▸ Material to process:
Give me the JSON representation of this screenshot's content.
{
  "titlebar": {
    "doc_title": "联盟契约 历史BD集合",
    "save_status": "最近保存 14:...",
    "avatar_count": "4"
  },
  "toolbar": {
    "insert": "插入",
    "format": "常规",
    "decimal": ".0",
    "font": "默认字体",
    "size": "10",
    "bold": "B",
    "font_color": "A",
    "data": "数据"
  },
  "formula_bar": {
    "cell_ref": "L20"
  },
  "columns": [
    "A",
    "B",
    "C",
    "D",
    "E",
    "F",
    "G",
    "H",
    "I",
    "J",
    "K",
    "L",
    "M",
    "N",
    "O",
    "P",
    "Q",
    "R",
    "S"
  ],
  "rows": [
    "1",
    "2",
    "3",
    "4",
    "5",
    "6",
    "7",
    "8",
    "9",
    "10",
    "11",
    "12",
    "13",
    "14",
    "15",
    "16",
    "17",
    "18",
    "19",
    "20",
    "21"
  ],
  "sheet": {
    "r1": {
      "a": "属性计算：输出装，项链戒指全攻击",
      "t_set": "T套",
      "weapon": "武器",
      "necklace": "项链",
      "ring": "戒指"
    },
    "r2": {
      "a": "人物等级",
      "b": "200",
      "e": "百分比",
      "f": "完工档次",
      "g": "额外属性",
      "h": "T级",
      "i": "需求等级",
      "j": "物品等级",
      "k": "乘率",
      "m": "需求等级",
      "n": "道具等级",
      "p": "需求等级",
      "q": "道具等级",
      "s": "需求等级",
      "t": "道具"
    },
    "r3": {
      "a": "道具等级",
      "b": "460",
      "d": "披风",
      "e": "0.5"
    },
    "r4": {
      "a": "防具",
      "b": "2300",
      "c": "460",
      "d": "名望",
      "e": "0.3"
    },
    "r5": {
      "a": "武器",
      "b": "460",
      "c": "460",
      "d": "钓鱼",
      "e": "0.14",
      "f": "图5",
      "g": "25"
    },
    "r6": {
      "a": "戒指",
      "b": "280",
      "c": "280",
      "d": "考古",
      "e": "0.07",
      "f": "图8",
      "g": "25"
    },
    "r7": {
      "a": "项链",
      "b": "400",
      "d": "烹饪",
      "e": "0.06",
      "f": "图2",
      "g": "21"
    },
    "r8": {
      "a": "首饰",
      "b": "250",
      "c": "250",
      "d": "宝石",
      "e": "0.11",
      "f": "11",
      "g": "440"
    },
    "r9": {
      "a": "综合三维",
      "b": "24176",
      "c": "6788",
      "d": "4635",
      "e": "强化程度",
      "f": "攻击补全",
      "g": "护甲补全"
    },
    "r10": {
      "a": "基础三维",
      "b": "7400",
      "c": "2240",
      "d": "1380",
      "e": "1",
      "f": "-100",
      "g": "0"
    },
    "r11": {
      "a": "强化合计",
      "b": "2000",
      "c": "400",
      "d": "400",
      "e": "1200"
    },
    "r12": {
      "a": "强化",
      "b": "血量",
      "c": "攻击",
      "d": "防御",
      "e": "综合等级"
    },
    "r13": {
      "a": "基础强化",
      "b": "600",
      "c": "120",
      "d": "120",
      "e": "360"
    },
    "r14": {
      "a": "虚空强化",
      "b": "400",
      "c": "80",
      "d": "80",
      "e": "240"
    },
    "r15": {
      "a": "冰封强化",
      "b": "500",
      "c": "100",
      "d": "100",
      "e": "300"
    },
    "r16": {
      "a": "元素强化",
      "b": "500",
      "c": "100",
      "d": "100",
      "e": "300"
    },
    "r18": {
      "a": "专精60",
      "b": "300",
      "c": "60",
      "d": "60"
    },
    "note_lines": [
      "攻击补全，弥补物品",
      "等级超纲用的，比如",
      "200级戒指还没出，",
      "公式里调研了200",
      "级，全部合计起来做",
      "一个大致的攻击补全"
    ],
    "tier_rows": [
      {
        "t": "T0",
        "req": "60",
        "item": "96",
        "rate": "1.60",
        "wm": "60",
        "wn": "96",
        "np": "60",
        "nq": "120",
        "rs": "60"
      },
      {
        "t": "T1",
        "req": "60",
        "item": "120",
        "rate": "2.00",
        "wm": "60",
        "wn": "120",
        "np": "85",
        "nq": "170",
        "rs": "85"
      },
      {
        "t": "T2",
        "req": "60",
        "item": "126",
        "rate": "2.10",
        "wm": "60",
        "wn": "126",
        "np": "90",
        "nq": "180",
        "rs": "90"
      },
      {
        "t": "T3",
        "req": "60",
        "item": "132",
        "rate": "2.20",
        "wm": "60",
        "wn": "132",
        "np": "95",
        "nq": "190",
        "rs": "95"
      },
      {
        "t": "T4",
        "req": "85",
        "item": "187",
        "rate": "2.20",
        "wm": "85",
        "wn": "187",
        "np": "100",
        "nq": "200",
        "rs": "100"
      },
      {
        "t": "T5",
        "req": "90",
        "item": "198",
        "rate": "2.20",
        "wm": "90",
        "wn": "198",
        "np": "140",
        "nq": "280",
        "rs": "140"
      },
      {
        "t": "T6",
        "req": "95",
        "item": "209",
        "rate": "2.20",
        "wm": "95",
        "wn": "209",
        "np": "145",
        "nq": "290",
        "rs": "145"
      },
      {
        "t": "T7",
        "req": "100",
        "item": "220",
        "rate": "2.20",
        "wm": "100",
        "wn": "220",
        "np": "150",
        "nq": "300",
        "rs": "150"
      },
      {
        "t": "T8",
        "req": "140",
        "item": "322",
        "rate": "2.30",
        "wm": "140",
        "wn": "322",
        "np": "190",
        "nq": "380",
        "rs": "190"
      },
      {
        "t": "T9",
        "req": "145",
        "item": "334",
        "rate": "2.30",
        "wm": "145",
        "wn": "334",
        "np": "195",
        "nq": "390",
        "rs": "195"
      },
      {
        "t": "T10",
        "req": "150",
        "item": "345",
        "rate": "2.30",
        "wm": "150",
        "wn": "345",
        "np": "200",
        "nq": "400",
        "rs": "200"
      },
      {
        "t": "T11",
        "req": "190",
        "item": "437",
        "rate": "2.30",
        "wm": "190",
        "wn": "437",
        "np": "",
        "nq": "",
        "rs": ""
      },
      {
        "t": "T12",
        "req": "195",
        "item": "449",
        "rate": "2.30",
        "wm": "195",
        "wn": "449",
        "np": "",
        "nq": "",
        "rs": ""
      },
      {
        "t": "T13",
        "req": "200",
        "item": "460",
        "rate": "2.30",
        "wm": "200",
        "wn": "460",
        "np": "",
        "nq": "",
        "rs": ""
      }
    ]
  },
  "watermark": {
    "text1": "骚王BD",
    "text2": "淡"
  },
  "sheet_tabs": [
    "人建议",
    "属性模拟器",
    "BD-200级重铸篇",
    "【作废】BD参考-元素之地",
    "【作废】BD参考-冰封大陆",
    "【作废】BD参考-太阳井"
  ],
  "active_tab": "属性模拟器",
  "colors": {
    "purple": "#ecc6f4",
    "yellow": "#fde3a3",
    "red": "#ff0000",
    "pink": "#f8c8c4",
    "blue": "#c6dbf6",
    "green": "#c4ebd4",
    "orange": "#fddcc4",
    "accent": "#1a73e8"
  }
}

▸ What needs to be done: Write out the whole listing again. Match it word for word.

▸ The response:
Give me the JSON representation of this screenshot's content.
{
  "titlebar": {
    "doc_title": "联盟契约 历史BD集合",
    "save_status": "最近保存 14:...",
    "avatar_count": "4"
  },
  "toolbar": {
    "insert": "插入",
    "format": "常规",
    "decimal": ".0",
    "font": "默认字体",
    "size": "10",
    "bold": "B",
    "font_color": "A",
    "data": "数据"
  },
  "formula_bar": {
    "cell_ref": "L20"
  },
  "columns": [
    "A",
    "B",
    "C",
    "D",
    "E",
    "F",
    "G",
    "H",
    "I",
    "J",
    "K",
    "L",
    "M",
    "N",
    "O",
    "P",
    "Q",
    "R",
    "S"
  ],
  "rows": [
    "1",
    "2",
    "3",
    "4",
    "5",
    "6",
    "7",
    "8",
    "9",
    "10",
    "11",
    "12",
    "13",
    "14",
    "15",
    "16",
    "17",
    "18",
    "19",
    "20",
    "21"
  ],
  "sheet": {
    "r1": {
      "a": "属性计算：输出装，项链戒指全攻击",
      "t_set": "T套",
      "weapon": "武器",
      "necklace": "项链",
      "ring": "戒指"
    },
    "r2": {
      "a": "人物等级",
      "b": "200",
      "e": "百分比",
      "f": "完工档次",
      "g": "额外属性",
      "h": "T级",
      "i": "需求等级",
      "j": "物品等级",
      "k": "乘率",
      "m": "需求等级",
      "n": "道具等级",
      "p": "需求等级",
      "q": "道具等级",
      "s": "需求等级",
      "t": "道具"
    },
    "r3": {
      "a": "道具等级",
      "b": "460",
      "d": "披风",
      "e": "0.5"
    },
    "r4": {
      "a": "防具",
      "b": "2300",
      "c": "460",
      "d": "名望",
      "e": "0.3"
    },
    "r5": {
      "a": "武器",
      "b": "460",
      "c": "460",
      "d": "钓鱼",
      "e": "0.14",
      "f": "图5",
      "g": "25"
    },
    "r6": {
      "a": "戒指",
      "b": "280",
      "c": "280",
      "d": "考古",
      "e": "0.07",
      "f": "图8",
      "g": "25"
    },
    "r7": {
      "a": "项链",
      "b": "400",
      "d": "烹饪",
      "e": "0.06",
      "f": "图2",
      "g": "21"
    },
    "r8": {
      "a": "首饰",
      "b": "250",
      "c": "250",
      "d": "宝石",
      "e": "0.11",
      "f": "11",
      "g": "440"
    },
    "r9": {
      "a": "综合三维",
      "b": "24176",
      "c": "6788",
      "d": "4635",
      "e": "强化程度",
      "f": "攻击补全",
      "g": "护甲补全"
    },
    "r10": {
      "a": "基础三维",
      "b": "7400",
      "c": "2240",
      "d": "1380",
      "e": "1",
      "f": "-100",
      "g": "0"
    },
    "r11": {
      "a": "强化合计",
      "b": "2000",
      "c": "400",
      "d": "400",
      "e": "1200"
    },
    "r12": {
      "a": "强化",
      "b": "血量",
      "c": "攻击",
      "d": "防御",
      "e": "综合等级"
    },
    "r13": {
      "a": "基础强化",
      "b": "600",
      "c": "120",
      "d": "120",
      "e": "360"
    },
    "r14": {
      "a": "虚空强化",
      "b": "400",
      "c": "80",
      "d": "80",
      "e": "240"
    },
    "r15": {
      "a": "冰封强化",
      "b": "500",
      "c": "100",
      "d": "100",
      "e": "300"
    },
    "r16": {
      "a": "元素强化",
      "b": "500",
      "c": "100",
      "d": "100",
      "e": "300"
    },
    "r18": {
      "a": "专精60",
      "b": "300",
      "c": "60",
      "d": "60"
    },
    "note_lines": [
      "攻击补全，弥补物品",
      "等级超纲用的，比如",
      "200级戒指还没出，",
      "公式里调研了200",
      "级，全部合计起来做",
      "一个大致的攻击补全"
    ],
    "tier_rows": [
      {
        "t": "T0",
        "req": "60",
        "item": "96",
        "rate": "1.60",
        "wm": "60",
        "wn": "96",
        "np": "60",
        "nq": "120",
        "rs": "60"
      },
      {
        "t": "T1",
        "req": "60",
        "item": "120",
        "rate": "2.00",
        "wm": "60",
        "wn": "120",
        "np": "85",
        "nq": "170",
        "rs": "85"
      },
      {
        "t": "T2",
        "req": "60",
        "item": "126",
        "rate": "2.10",
        "wm": "60",
        "wn": "126",
        "np": "90",
        "nq": "180",
        "rs": "90"
      },
      {
        "t": "T3",
        "req": "60",
        "item": "132",
        "rate": "2.20",
        "wm": "60",
        "wn": "132",
        "np": "95",
        "nq": "190",
        "rs": "95"
      },
      {
        "t": "T4",
        "req": "85",
        "item": "187",
        "rate": "2.20",
        "wm": "85",
        "wn": "187",
        "np": "100",
        "nq": "200",
        "rs": "100"
      },
      {
        "t": "T5",
        "req": "90",
        "item": "198",
        "rate": "2.20",
        "wm": "90",
        "wn": "198",
        "np": "140",
        "nq": "280",
        "rs": "140"
      },
      {
        "t": "T6",
        "req": "95",
        "item": "209",
        "rate": "2.20",
        "wm": "95",
        "wn": "209",
        "np": "145",
        "nq": "290",
        "rs": "145"
      },
      {
        "t": "T7",
        "req": "100",
        "item": "220",
        "rate": "2.20",
        "wm": "100",
        "wn": "220",
        "np": "150",
        "nq": "300",
        "rs": "150"
      },
      {
        "t": "T8",
        "req": "140",
        "item": "322",
        "rate": "2.30",
        "wm": "140",
        "wn": "322",
        "np": "190",
        "nq": "380",
        "rs": "190"
      },
      {
        "t": "T9",
        "req": "145",
        "item": "334",
        "rate": "2.30",
        "wm": "145",
        "wn": "334",
        "np": "195",
        "nq": "390",
        "rs": "195"
      },
      {
        "t": "T10",
        "req": "150",
        "item": "345",
        "rate": "2.30",
        "wm": "150",
        "wn": "345",
        "np": "200",
        "nq": "400",
        "rs": "200"
      },
      {
        "t": "T11",
        "req": "190",
        "item": "437",
        "rate": "2.30",
        "wm": "190",
        "wn": "437",
        "np": "",
        "nq": "",
        "rs": ""
      },
      {
        "t": "T12",
        "req": "195",
        "item": "449",
        "rate": "2.30",
        "wm": "195",
        "wn": "449",
        "np": "",
        "nq": "",
        "rs": ""
      },
      {
        "t": "T13",
        "req": "200",
        "item": "460",
        "rate": "2.30",
        "wm": "200",
        "wn": "460",
        "np": "",
        "nq": "",
        "rs": ""
      }
    ]
  },
  "watermark": {
    "text1": "骚王BD",
    "text2": "淡"
  },
  "sheet_tabs": [
    "人建议",
    "属性模拟器",
    "BD-200级重铸篇",
    "【作废】BD参考-元素之地",
    "【作废】BD参考-冰封大陆",
    "【作废】BD参考-太阳井"
  ],
  "active_tab": "属性模拟器",
  "colors": {
    "purple": "#ecc6f4",
    "yellow": "#fde3a3",
    "red": "#ff0000",
    "pink": "#f8c8c4",
    "blue": "#c6dbf6",
    "green": "#c4ebd4",
    "orange": "#fddcc4",
    "accent": "#1a73e8"
  }
}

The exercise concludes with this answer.